Darius Kasparaitis (born October 16, 1972) is a Lithuanian-American former professional ice hockey defenceman. He mainly played in the National Hockey League (NHL) for the New York Islanders, Pittsburgh Penguins, Colorado Avalanche, and New York Rangers. He is a four-time Olympian and three-time medalist, winning one gold medal, one silver medal, and one bronze medal. He received the title of Honoured Master of Sports of the USSR in 1992 and was inducted into the Russian and Soviet Hockey Hall of Fame in 2016. His 28 career Olympic games is a record among Russian national team's players.

Playing career
Kasparaitis left Lithuania for Russia at age 14 after training with Aleksey Nikiforov to play ice hockey at a higher level. Kasparaitis played his first game for Dynamo Moscow, one of the premier teams in the Soviet Union, at the age of 16 during the 1988–89 season, and won the Soviet League championship with them in 1992. He was drafted by the New York Islanders with the fifth overall pick in the first round of the 1992 NHL Entry Draft. Kasparaitis played for the New York Islanders, Pittsburgh Penguins, Colorado Avalanche, and New York Rangers.
********
*Required work:*
A. Answer these questions about the Kasparaitis biography:
(i) In what year was he inducted into the Russian and Soviet Hockey Hall of Fame?
(ii) How old was he when he left Lithuania for Russia?
(iii) Which team drafted him in 1992, and with what overall pick?
B. Rewrite the Kasparaitis biography from the words "Darius Kasparaitis (born" through "national team's players.", switching "defenceman" to "defender".

*Source excerpt:*
********
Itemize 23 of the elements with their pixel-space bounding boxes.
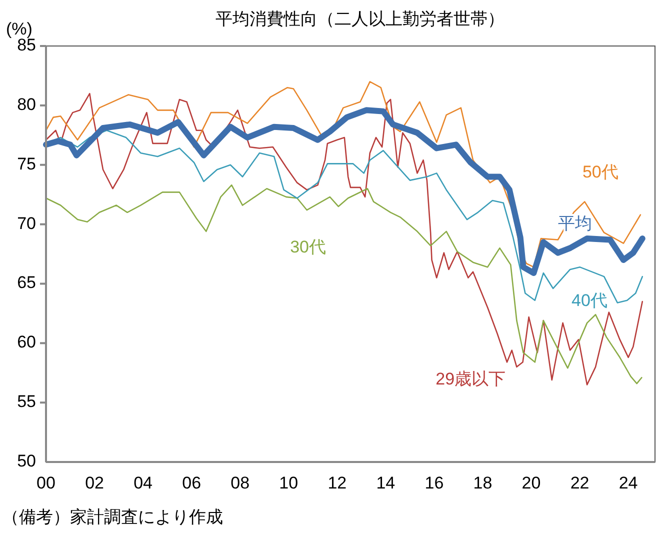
********
*Expected results:*
A.
(i) 2016
(ii) 14
(iii) The New York Islanders, with the fifth overall pick

B.
Darius Kasparaitis (born October 16, 1972) is a Lithuanian-American former professional ice hockey defender. He mainly played in the National Hockey League (NHL) for the New York Islanders, Pittsburgh Penguins, Colorado Avalanche, and New York Rangers. He is a four-time Olympian and three-time medalist, winning one gold medal, one silver medal, and one bronze medal. He received the title of Honoured Master of Sports of the USSR in 1992 and was inducted into the Russian and Soviet Hockey Hall of Fame in 2016. His 28 career Olympic games is a record among Russian national team's players.